▸ **Problem to solve**
Output each line exactly as it appears, skipping any embedded picture.

▸ **Records from a dataset**
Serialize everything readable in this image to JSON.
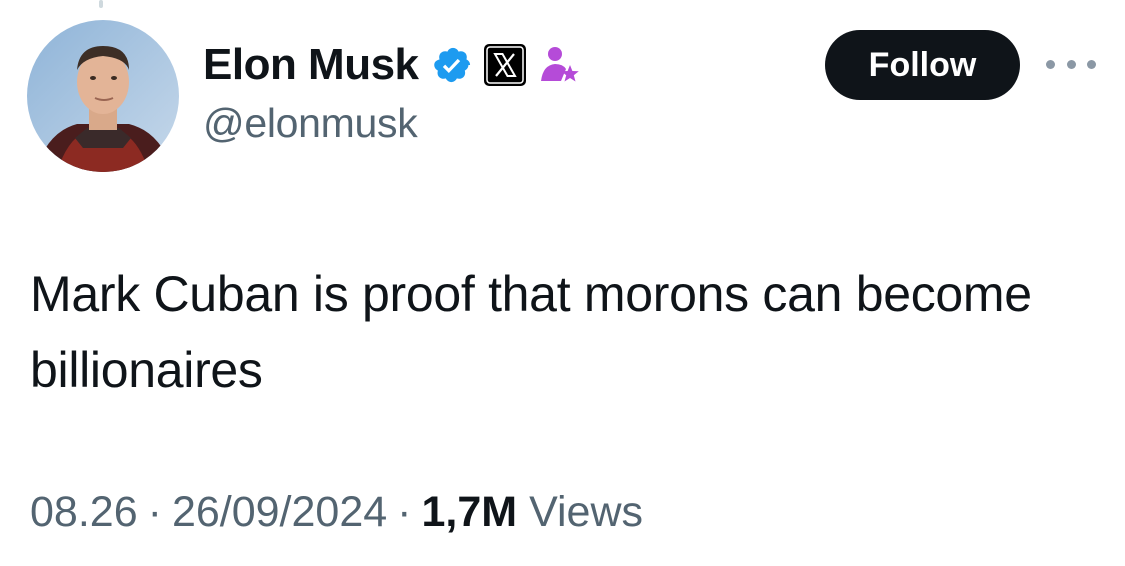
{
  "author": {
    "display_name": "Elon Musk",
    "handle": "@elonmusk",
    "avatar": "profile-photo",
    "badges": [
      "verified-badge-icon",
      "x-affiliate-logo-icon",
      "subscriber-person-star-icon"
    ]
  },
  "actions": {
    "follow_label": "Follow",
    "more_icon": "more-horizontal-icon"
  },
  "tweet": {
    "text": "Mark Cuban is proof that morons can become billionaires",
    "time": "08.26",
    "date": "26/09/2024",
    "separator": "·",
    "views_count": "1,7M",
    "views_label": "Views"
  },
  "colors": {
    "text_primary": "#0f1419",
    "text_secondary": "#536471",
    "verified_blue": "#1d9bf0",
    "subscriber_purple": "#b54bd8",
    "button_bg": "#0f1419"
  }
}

▸ **Final answer**
Serialize everything readable in this image to JSON.
{
  "author": {
    "display_name": "Elon Musk",
    "handle": "@elonmusk",
    "avatar": "profile-photo",
    "badges": [
      "verified-badge-icon",
      "x-affiliate-logo-icon",
      "subscriber-person-star-icon"
    ]
  },
  "actions": {
    "follow_label": "Follow",
    "more_icon": "more-horizontal-icon"
  },
  "tweet": {
    "text": "Mark Cuban is proof that morons can become billionaires",
    "time": "08.26",
    "date": "26/09/2024",
    "separator": "·",
    "views_count": "1,7M",
    "views_label": "Views"
  },
  "colors": {
    "text_primary": "#0f1419",
    "text_secondary": "#536471",
    "verified_blue": "#1d9bf0",
    "subscriber_purple": "#b54bd8",
    "button_bg": "#0f1419"
  }
}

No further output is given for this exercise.